In the passage on budget deficits and inflation, condense the paragraph beginning "A central-bank commitment to price stability" into a short bulleted list that keeps its main points.

### [Passage given]
++++++++++

Landings, Hard and Soft: Part 3

Finally, we come to Brad Setser's take.  Actually, Brad and I have shared thoughts on this for a while now, and I have no quarrel with his opinion that the current situation is unsustainable.  So rather than repeat myself, I'll relay these thoughts from a speech given this morning by Sandra Pianalto, president of the Cleveland Fed. 

First, on the issue of fiscal deficits, yes, we take them seriously.

Let me turn now to the issue of whether large budget deficits may undermine central banks' success in maintaining low and stable inflation rates...

The current level of budget deficits certainly understates the magnitude of fiscal pressures. Both the United States and Europe face demographic changes where we see entitlement liabilities growing faster than the tax base available to support them. While these issues are not new, they are serious and should be addressed sooner rather than later...

That said,

However, there is no need for deficits to be inflationary.  The prospect of inflation arises only if the central bank ignores or, even worse, tries to resist any rise in real interest rates.  By doing so, the central bank would keep its policy rates too low and inadvertently ease monetary policy.   Of course, the real risk of an excessively stimulative monetary policy is that inflation expectations may eventually become unanchored.  History shows that once inflation expectations become unstable, more stringent policy actions might be required.

A central-bank commitment to price stability can avoid that outcome.  A central bank cannot always offset the effects of government deficits on economic growth and stability.  But the more credible the central bank's commitment to price stability, the less likely it is that an inflation premium will be built into market interest rates, and the less likely it is that rising inflation expectations will distort economic decisions.

++++++++++

### [Recorded information]
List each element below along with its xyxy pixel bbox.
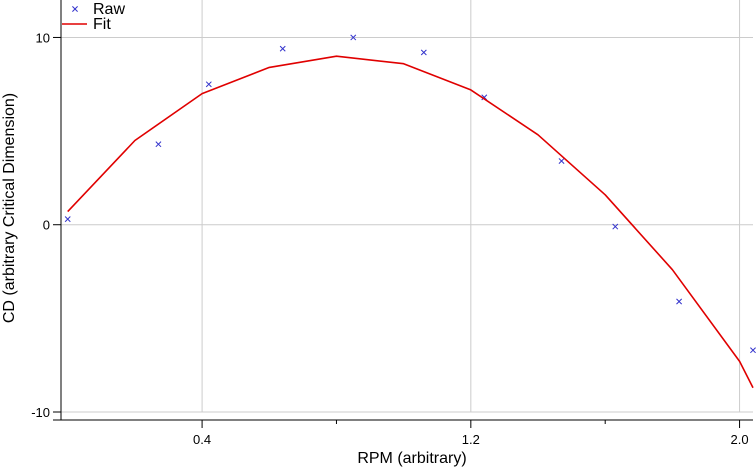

++++++++++

### [Output of the task]
- A central bank's commitment to price stability can keep inflation expectations from becoming unstable.
- A central bank cannot always offset the effects of government deficits on economic growth and stability.
- The more credible that commitment, the less likely an inflation premium will be built into market interest rates.
- A more credible commitment also makes it less likely that rising inflation expectations will distort economic decisions.